Source extract »
Engineering teams today face a growing imperative to keep systems running smoothly. That’s because the boundary between businesses and the digital customer experience is shrinking — and when the application is the business, anything short of a perfect user experience means a hit to the top line.
Against this backdrop, a sound alerts strategy is now mission-critical for nearly every engineering team. According to a recent survey, 58 percent of DevOps professionals report relying on five or more observability tools to identify the root cause of performance issues, which means for every problem they sort through thousands of alerts across multiple locations in order to find the answer. Since it’s impossible to monitor every aspect of a system’s health at all times, a smart alerts strategy can help teams operate more efficiently and focus their attention where it’s needed most, keeping the business running smoothly.
But setting alerts is not always as simple as it seems. To do it right, teams must not only contend with the sprawling complexity that exists below the surface but also combats “alert fatigue,” or the tendency to ignore notifications when they become too frequent. The key in both cases is striking the right balance between cadence and urgency. To help your team build a better alerts strategy (and sleep better at night), here’s an introduction to how we approach the challenge at Scalyr:
First, a word about structure. At the highest level, alerts are designed around three key pillars: metrics (the performance measures you want to monitor), comparison statements (i.e. “greater than,” “less than,” “equals”), and thresholds (the key values you want to compare metrics against).

Tasks to complete »
[a] Name the three key pillars around which the alerts passage says alerts are designed.
[b] Please answer these questions about the alerts passage:
(i) What share of DevOps professionals report relying on five or more observability tools to find the root cause of performance issues?
(ii) How does the passage define "alert fatigue"?
(iii) At which company is the described approach to alerts used?
The data that comes next isn't needed.

Material »
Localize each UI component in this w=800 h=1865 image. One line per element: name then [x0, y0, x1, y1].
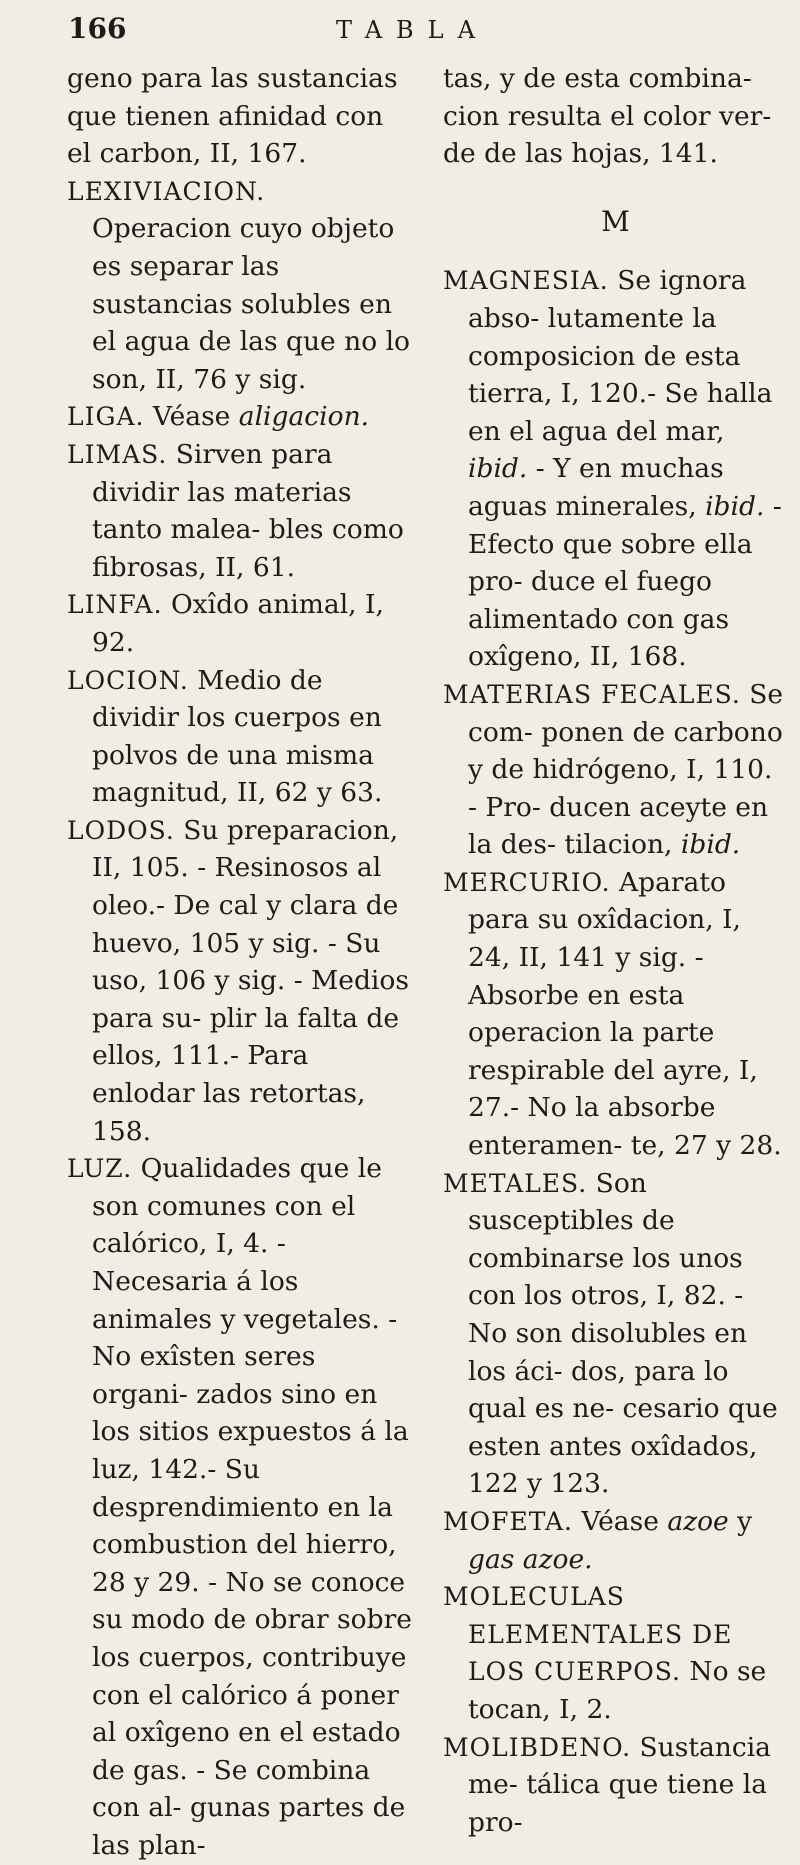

Answers to each task »
[a] Metrics, comparison statements, thresholds

[b]
(i) 58 percent
(ii) The tendency to ignore notifications when they become too frequent
(iii) Scalyr